[Stored data]
((
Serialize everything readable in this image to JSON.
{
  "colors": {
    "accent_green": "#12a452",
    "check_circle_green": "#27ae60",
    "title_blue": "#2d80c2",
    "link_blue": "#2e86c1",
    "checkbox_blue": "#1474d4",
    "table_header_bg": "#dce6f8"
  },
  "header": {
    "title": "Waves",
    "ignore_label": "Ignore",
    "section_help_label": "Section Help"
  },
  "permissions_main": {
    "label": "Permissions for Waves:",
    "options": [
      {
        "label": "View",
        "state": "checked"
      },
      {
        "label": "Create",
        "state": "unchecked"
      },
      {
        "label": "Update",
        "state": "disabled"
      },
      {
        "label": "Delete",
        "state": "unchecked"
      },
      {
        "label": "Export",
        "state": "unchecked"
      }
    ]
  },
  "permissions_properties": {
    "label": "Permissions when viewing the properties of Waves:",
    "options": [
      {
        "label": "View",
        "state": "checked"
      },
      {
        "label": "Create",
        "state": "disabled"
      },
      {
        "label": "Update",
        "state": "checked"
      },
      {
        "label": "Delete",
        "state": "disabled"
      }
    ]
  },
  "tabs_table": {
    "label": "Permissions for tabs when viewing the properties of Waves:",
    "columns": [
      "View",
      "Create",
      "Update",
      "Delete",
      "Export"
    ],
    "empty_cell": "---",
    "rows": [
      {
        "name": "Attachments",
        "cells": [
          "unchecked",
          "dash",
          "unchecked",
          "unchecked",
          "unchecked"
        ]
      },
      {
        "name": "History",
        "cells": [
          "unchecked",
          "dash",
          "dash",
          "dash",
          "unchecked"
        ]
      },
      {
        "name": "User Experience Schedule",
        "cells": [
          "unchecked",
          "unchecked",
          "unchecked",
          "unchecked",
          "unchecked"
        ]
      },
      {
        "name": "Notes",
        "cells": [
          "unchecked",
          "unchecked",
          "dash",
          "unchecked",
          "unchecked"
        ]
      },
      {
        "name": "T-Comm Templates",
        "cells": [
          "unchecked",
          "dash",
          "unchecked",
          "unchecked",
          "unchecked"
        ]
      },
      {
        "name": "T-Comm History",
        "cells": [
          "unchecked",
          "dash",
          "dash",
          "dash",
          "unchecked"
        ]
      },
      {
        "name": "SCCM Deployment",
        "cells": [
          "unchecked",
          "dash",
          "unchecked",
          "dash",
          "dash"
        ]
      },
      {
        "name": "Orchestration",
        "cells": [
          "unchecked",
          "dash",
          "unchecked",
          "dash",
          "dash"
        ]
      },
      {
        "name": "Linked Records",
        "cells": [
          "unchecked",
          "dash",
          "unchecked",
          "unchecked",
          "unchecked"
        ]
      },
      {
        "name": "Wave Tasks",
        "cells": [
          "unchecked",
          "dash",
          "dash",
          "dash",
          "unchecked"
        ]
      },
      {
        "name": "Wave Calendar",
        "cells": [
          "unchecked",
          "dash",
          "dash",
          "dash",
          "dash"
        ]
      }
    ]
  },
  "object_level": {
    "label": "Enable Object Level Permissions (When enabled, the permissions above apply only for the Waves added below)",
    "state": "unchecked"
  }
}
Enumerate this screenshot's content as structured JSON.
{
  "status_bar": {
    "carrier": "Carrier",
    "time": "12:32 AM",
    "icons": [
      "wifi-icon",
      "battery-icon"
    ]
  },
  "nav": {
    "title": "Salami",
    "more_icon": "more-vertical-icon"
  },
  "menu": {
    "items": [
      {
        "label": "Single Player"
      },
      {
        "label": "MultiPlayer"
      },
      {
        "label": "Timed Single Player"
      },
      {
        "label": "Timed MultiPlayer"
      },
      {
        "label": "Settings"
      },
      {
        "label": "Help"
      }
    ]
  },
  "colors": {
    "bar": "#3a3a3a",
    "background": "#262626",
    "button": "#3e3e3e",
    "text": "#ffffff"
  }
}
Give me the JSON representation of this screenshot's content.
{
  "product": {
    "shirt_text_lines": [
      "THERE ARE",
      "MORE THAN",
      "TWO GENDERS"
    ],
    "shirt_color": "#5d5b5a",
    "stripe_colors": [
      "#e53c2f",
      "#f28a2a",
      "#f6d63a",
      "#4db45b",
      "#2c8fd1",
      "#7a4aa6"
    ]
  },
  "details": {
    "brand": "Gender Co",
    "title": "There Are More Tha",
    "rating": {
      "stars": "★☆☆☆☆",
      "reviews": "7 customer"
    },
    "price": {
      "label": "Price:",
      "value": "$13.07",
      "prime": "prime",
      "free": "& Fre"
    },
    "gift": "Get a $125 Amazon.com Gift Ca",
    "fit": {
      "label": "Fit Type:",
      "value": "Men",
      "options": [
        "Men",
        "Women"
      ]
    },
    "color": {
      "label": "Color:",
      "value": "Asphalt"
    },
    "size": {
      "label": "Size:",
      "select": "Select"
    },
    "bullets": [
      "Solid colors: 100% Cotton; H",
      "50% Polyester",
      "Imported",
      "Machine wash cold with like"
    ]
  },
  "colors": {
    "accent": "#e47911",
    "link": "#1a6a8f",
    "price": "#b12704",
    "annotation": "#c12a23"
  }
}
))
Give an exact copy of all the data shown above.

Serialize everything readable in this image to JSON.
{
  "colors": {
    "accent_green": "#12a452",
    "check_circle_green": "#27ae60",
    "title_blue": "#2d80c2",
    "link_blue": "#2e86c1",
    "checkbox_blue": "#1474d4",
    "table_header_bg": "#dce6f8"
  },
  "header": {
    "title": "Waves",
    "ignore_label": "Ignore",
    "section_help_label": "Section Help"
  },
  "permissions_main": {
    "label": "Permissions for Waves:",
    "options": [
      {
        "label": "View",
        "state": "checked"
      },
      {
        "label": "Create",
        "state": "unchecked"
      },
      {
        "label": "Update",
        "state": "disabled"
      },
      {
        "label": "Delete",
        "state": "unchecked"
      },
      {
        "label": "Export",
        "state": "unchecked"
      }
    ]
  },
  "permissions_properties": {
    "label": "Permissions when viewing the properties of Waves:",
    "options": [
      {
        "label": "View",
        "state": "checked"
      },
      {
        "label": "Create",
        "state": "disabled"
      },
      {
        "label": "Update",
        "state": "checked"
      },
      {
        "label": "Delete",
        "state": "disabled"
      }
    ]
  },
  "tabs_table": {
    "label": "Permissions for tabs when viewing the properties of Waves:",
    "columns": [
      "View",
      "Create",
      "Update",
      "Delete",
      "Export"
    ],
    "empty_cell": "---",
    "rows": [
      {
        "name": "Attachments",
        "cells": [
          "unchecked",
          "dash",
          "unchecked",
          "unchecked",
          "unchecked"
        ]
      },
      {
        "name": "History",
        "cells": [
          "unchecked",
          "dash",
          "dash",
          "dash",
          "unchecked"
        ]
      },
      {
        "name": "User Experience Schedule",
        "cells": [
          "unchecked",
          "unchecked",
          "unchecked",
          "unchecked",
          "unchecked"
        ]
      },
      {
        "name": "Notes",
        "cells": [
          "unchecked",
          "unchecked",
          "dash",
          "unchecked",
          "unchecked"
        ]
      },
      {
        "name": "T-Comm Templates",
        "cells": [
          "unchecked",
          "dash",
          "unchecked",
          "unchecked",
          "unchecked"
        ]
      },
      {
        "name": "T-Comm History",
        "cells": [
          "unchecked",
          "dash",
          "dash",
          "dash",
          "unchecked"
        ]
      },
      {
        "name": "SCCM Deployment",
        "cells": [
          "unchecked",
          "dash",
          "unchecked",
          "dash",
          "dash"
        ]
      },
      {
        "name": "Orchestration",
        "cells": [
          "unchecked",
          "dash",
          "unchecked",
          "dash",
          "dash"
        ]
      },
      {
        "name": "Linked Records",
        "cells": [
          "unchecked",
          "dash",
          "unchecked",
          "unchecked",
          "unchecked"
        ]
      },
      {
        "name": "Wave Tasks",
        "cells": [
          "unchecked",
          "dash",
          "dash",
          "dash",
          "unchecked"
        ]
      },
      {
        "name": "Wave Calendar",
        "cells": [
          "unchecked",
          "dash",
          "dash",
          "dash",
          "dash"
        ]
      }
    ]
  },
  "object_level": {
    "label": "Enable Object Level Permissions (When enabled, the permissions above apply only for the Waves added below)",
    "state": "unchecked"
  }
}
Enumerate this screenshot's content as structured JSON.
{
  "status_bar": {
    "carrier": "Carrier",
    "time": "12:32 AM",
    "icons": [
      "wifi-icon",
      "battery-icon"
    ]
  },
  "nav": {
    "title": "Salami",
    "more_icon": "more-vertical-icon"
  },
  "menu": {
    "items": [
      {
        "label": "Single Player"
      },
      {
        "label": "MultiPlayer"
      },
      {
        "label": "Timed Single Player"
      },
      {
        "label": "Timed MultiPlayer"
      },
      {
        "label": "Settings"
      },
      {
        "label": "Help"
      }
    ]
  },
  "colors": {
    "bar": "#3a3a3a",
    "background": "#262626",
    "button": "#3e3e3e",
    "text": "#ffffff"
  }
}
Give me the JSON representation of this screenshot's content.
{
  "product": {
    "shirt_text_lines": [
      "THERE ARE",
      "MORE THAN",
      "TWO GENDERS"
    ],
    "shirt_color": "#5d5b5a",
    "stripe_colors": [
      "#e53c2f",
      "#f28a2a",
      "#f6d63a",
      "#4db45b",
      "#2c8fd1",
      "#7a4aa6"
    ]
  },
  "details": {
    "brand": "Gender Co",
    "title": "There Are More Tha",
    "rating": {
      "stars": "★☆☆☆☆",
      "reviews": "7 customer"
    },
    "price": {
      "label": "Price:",
      "value": "$13.07",
      "prime": "prime",
      "free": "& Fre"
    },
    "gift": "Get a $125 Amazon.com Gift Ca",
    "fit": {
      "label": "Fit Type:",
      "value": "Men",
      "options": [
        "Men",
        "Women"
      ]
    },
    "color": {
      "label": "Color:",
      "value": "Asphalt"
    },
    "size": {
      "label": "Size:",
      "select": "Select"
    },
    "bullets": [
      "Solid colors: 100% Cotton; H",
      "50% Polyester",
      "Imported",
      "Machine wash cold with like"
    ]
  },
  "colors": {
    "accent": "#e47911",
    "link": "#1a6a8f",
    "price": "#b12704",
    "annotation": "#c12a23"
  }
}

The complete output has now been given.